**What you have to do:**
Every entry must be echoed exactly.
#### Stored rows
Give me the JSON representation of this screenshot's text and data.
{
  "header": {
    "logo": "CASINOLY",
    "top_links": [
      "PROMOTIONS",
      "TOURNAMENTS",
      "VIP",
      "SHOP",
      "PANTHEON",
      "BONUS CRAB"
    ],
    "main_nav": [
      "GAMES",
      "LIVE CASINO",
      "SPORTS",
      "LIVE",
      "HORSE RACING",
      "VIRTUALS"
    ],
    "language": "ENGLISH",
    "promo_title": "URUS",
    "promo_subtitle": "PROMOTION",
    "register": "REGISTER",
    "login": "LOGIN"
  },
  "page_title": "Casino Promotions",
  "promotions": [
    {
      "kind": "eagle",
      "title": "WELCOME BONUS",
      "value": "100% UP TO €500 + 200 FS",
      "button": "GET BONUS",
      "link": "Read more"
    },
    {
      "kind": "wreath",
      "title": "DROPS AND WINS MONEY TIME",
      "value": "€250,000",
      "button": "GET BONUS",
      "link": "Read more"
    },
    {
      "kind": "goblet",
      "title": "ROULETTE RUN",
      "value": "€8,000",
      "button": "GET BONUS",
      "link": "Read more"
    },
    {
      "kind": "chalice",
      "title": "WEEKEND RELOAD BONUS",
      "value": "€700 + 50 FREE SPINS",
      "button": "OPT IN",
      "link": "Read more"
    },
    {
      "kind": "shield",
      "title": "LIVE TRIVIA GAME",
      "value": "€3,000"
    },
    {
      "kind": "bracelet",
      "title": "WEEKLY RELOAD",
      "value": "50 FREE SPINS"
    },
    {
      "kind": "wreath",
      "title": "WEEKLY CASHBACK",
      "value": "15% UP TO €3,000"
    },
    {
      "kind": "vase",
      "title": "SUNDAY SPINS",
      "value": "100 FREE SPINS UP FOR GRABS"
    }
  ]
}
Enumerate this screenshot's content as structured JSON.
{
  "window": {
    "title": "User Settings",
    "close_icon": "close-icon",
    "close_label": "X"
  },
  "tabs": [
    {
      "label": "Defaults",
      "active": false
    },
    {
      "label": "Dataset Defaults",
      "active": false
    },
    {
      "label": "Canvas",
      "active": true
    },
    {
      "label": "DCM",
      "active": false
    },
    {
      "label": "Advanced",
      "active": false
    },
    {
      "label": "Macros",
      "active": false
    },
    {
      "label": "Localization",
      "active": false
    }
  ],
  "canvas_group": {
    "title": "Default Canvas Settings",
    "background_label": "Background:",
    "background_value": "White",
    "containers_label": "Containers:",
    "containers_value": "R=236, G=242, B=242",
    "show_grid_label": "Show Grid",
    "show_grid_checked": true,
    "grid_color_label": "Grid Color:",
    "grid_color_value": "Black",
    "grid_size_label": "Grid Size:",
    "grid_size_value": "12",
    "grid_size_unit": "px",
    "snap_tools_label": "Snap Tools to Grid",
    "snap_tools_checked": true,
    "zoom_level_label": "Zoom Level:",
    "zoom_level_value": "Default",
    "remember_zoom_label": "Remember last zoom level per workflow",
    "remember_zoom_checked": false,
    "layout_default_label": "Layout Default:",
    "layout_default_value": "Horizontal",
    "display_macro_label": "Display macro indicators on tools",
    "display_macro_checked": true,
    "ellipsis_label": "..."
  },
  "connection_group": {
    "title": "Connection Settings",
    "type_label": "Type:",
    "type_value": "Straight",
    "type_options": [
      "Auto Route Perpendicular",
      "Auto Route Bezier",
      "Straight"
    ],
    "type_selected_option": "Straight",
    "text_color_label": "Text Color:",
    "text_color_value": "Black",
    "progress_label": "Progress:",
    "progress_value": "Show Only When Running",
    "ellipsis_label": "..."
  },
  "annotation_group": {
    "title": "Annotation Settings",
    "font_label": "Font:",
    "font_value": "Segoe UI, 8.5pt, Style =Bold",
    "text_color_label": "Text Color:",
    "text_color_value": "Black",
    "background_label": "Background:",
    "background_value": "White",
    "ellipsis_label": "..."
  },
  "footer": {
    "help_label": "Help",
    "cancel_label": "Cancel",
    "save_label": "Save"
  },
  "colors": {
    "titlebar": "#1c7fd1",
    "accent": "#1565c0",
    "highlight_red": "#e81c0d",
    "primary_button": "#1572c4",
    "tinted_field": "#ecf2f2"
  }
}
########
**Exercise output:**
Give me the JSON representation of this screenshot's text and data.
{
  "header": {
    "logo": "CASINOLY",
    "top_links": [
      "PROMOTIONS",
      "TOURNAMENTS",
      "VIP",
      "SHOP",
      "PANTHEON",
      "BONUS CRAB"
    ],
    "main_nav": [
      "GAMES",
      "LIVE CASINO",
      "SPORTS",
      "LIVE",
      "HORSE RACING",
      "VIRTUALS"
    ],
    "language": "ENGLISH",
    "promo_title": "URUS",
    "promo_subtitle": "PROMOTION",
    "register": "REGISTER",
    "login": "LOGIN"
  },
  "page_title": "Casino Promotions",
  "promotions": [
    {
      "kind": "eagle",
      "title": "WELCOME BONUS",
      "value": "100% UP TO €500 + 200 FS",
      "button": "GET BONUS",
      "link": "Read more"
    },
    {
      "kind": "wreath",
      "title": "DROPS AND WINS MONEY TIME",
      "value": "€250,000",
      "button": "GET BONUS",
      "link": "Read more"
    },
    {
      "kind": "goblet",
      "title": "ROULETTE RUN",
      "value": "€8,000",
      "button": "GET BONUS",
      "link": "Read more"
    },
    {
      "kind": "chalice",
      "title": "WEEKEND RELOAD BONUS",
      "value": "€700 + 50 FREE SPINS",
      "button": "OPT IN",
      "link": "Read more"
    },
    {
      "kind": "shield",
      "title": "LIVE TRIVIA GAME",
      "value": "€3,000"
    },
    {
      "kind": "bracelet",
      "title": "WEEKLY RELOAD",
      "value": "50 FREE SPINS"
    },
    {
      "kind": "wreath",
      "title": "WEEKLY CASHBACK",
      "value": "15% UP TO €3,000"
    },
    {
      "kind": "vase",
      "title": "SUNDAY SPINS",
      "value": "100 FREE SPINS UP FOR GRABS"
    }
  ]
}
Enumerate this screenshot's content as structured JSON.
{
  "window": {
    "title": "User Settings",
    "close_icon": "close-icon",
    "close_label": "X"
  },
  "tabs": [
    {
      "label": "Defaults",
      "active": false
    },
    {
      "label": "Dataset Defaults",
      "active": false
    },
    {
      "label": "Canvas",
      "active": true
    },
    {
      "label": "DCM",
      "active": false
    },
    {
      "label": "Advanced",
      "active": false
    },
    {
      "label": "Macros",
      "active": false
    },
    {
      "label": "Localization",
      "active": false
    }
  ],
  "canvas_group": {
    "title": "Default Canvas Settings",
    "background_label": "Background:",
    "background_value": "White",
    "containers_label": "Containers:",
    "containers_value": "R=236, G=242, B=242",
    "show_grid_label": "Show Grid",
    "show_grid_checked": true,
    "grid_color_label": "Grid Color:",
    "grid_color_value": "Black",
    "grid_size_label": "Grid Size:",
    "grid_size_value": "12",
    "grid_size_unit": "px",
    "snap_tools_label": "Snap Tools to Grid",
    "snap_tools_checked": true,
    "zoom_level_label": "Zoom Level:",
    "zoom_level_value": "Default",
    "remember_zoom_label": "Remember last zoom level per workflow",
    "remember_zoom_checked": false,
    "layout_default_label": "Layout Default:",
    "layout_default_value": "Horizontal",
    "display_macro_label": "Display macro indicators on tools",
    "display_macro_checked": true,
    "ellipsis_label": "..."
  },
  "connection_group": {
    "title": "Connection Settings",
    "type_label": "Type:",
    "type_value": "Straight",
    "type_options": [
      "Auto Route Perpendicular",
      "Auto Route Bezier",
      "Straight"
    ],
    "type_selected_option": "Straight",
    "text_color_label": "Text Color:",
    "text_color_value": "Black",
    "progress_label": "Progress:",
    "progress_value": "Show Only When Running",
    "ellipsis_label": "..."
  },
  "annotation_group": {
    "title": "Annotation Settings",
    "font_label": "Font:",
    "font_value": "Segoe UI, 8.5pt, Style =Bold",
    "text_color_label": "Text Color:",
    "text_color_value": "Black",
    "background_label": "Background:",
    "background_value": "White",
    "ellipsis_label": "..."
  },
  "footer": {
    "help_label": "Help",
    "cancel_label": "Cancel",
    "save_label": "Save"
  },
  "colors": {
    "titlebar": "#1c7fd1",
    "accent": "#1565c0",
    "highlight_red": "#e81c0d",
    "primary_button": "#1572c4",
    "tinted_field": "#ecf2f2"
  }
}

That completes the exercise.